▶ _Task to complete_
Every entry is to be returned verbatim.

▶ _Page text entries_
== Segment start ==

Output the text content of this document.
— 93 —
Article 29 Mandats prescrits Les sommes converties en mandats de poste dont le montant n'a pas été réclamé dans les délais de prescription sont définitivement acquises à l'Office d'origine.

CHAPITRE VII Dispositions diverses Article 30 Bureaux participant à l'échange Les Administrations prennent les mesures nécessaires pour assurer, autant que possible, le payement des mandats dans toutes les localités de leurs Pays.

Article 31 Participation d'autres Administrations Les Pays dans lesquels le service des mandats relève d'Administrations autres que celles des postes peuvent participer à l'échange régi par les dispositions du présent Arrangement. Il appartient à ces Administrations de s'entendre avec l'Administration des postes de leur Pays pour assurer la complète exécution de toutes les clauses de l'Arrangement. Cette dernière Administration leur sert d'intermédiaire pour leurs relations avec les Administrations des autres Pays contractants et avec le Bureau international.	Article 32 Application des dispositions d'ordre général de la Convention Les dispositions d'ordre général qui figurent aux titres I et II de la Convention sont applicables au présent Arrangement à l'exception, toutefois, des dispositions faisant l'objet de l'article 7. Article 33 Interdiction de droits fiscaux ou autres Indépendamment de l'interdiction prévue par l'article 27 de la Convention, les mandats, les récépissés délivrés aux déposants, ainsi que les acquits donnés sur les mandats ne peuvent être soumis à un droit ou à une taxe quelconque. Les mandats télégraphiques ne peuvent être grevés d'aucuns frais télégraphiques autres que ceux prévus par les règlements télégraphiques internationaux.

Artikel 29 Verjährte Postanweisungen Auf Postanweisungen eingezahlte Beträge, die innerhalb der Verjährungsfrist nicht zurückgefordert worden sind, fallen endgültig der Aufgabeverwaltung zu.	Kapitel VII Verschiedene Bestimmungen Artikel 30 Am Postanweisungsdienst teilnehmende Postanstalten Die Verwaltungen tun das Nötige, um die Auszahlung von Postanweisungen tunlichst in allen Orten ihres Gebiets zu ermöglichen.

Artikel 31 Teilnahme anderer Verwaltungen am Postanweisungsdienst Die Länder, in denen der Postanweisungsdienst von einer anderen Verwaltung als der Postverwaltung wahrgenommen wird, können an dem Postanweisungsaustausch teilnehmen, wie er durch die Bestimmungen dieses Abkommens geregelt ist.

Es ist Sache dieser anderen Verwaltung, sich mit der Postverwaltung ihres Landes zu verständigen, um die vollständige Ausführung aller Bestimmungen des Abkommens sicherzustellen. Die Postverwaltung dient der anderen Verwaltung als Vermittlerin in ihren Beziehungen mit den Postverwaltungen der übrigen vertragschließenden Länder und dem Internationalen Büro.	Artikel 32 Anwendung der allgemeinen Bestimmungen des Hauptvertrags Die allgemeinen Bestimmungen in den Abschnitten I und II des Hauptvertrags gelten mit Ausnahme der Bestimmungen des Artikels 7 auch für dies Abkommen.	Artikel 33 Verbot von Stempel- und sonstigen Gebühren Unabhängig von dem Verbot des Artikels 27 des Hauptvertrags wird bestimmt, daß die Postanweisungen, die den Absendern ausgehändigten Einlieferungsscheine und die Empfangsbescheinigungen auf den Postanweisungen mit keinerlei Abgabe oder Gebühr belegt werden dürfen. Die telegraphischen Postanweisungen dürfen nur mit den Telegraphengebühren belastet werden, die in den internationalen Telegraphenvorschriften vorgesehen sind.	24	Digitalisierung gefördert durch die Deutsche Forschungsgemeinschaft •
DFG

== Segment end ==

▶ _Final answer_
Output the text content of this document.
— 93 —
Article 29 Mandats prescrits Les sommes converties en mandats de poste dont le montant n'a pas été réclamé dans les délais de prescription sont définitivement acquises à l'Office d'origine.

CHAPITRE VII Dispositions diverses Article 30 Bureaux participant à l'échange Les Administrations prennent les mesures nécessaires pour assurer, autant que possible, le payement des mandats dans toutes les localités de leurs Pays.

Article 31 Participation d'autres Administrations Les Pays dans lesquels le service des mandats relève d'Administrations autres que celles des postes peuvent participer à l'échange régi par les dispositions du présent Arrangement. Il appartient à ces Administrations de s'entendre avec l'Administration des postes de leur Pays pour assurer la complète exécution de toutes les clauses de l'Arrangement. Cette dernière Administration leur sert d'intermédiaire pour leurs relations avec les Administrations des autres Pays contractants et avec le Bureau international.	Article 32 Application des dispositions d'ordre général de la Convention Les dispositions d'ordre général qui figurent aux titres I et II de la Convention sont applicables au présent Arrangement à l'exception, toutefois, des dispositions faisant l'objet de l'article 7. Article 33 Interdiction de droits fiscaux ou autres Indépendamment de l'interdiction prévue par l'article 27 de la Convention, les mandats, les récépissés délivrés aux déposants, ainsi que les acquits donnés sur les mandats ne peuvent être soumis à un droit ou à une taxe quelconque. Les mandats télégraphiques ne peuvent être grevés d'aucuns frais télégraphiques autres que ceux prévus par les règlements télégraphiques internationaux.

Artikel 29 Verjährte Postanweisungen Auf Postanweisungen eingezahlte Beträge, die innerhalb der Verjährungsfrist nicht zurückgefordert worden sind, fallen endgültig der Aufgabeverwaltung zu.	Kapitel VII Verschiedene Bestimmungen Artikel 30 Am Postanweisungsdienst teilnehmende Postanstalten Die Verwaltungen tun das Nötige, um die Auszahlung von Postanweisungen tunlichst in allen Orten ihres Gebiets zu ermöglichen.

Artikel 31 Teilnahme anderer Verwaltungen am Postanweisungsdienst Die Länder, in denen der Postanweisungsdienst von einer anderen Verwaltung als der Postverwaltung wahrgenommen wird, können an dem Postanweisungsaustausch teilnehmen, wie er durch die Bestimmungen dieses Abkommens geregelt ist.

Es ist Sache dieser anderen Verwaltung, sich mit der Postverwaltung ihres Landes zu verständigen, um die vollständige Ausführung aller Bestimmungen des Abkommens sicherzustellen. Die Postverwaltung dient der anderen Verwaltung als Vermittlerin in ihren Beziehungen mit den Postverwaltungen der übrigen vertragschließenden Länder und dem Internationalen Büro.	Artikel 32 Anwendung der allgemeinen Bestimmungen des Hauptvertrags Die allgemeinen Bestimmungen in den Abschnitten I und II des Hauptvertrags gelten mit Ausnahme der Bestimmungen des Artikels 7 auch für dies Abkommen.	Artikel 33 Verbot von Stempel- und sonstigen Gebühren Unabhängig von dem Verbot des Artikels 27 des Hauptvertrags wird bestimmt, daß die Postanweisungen, die den Absendern ausgehändigten Einlieferungsscheine und die Empfangsbescheinigungen auf den Postanweisungen mit keinerlei Abgabe oder Gebühr belegt werden dürfen. Die telegraphischen Postanweisungen dürfen nur mit den Telegraphengebühren belastet werden, die in den internationalen Telegraphenvorschriften vorgesehen sind.	24	Digitalisierung gefördert durch die Deutsche Forschungsgemeinschaft •
DFG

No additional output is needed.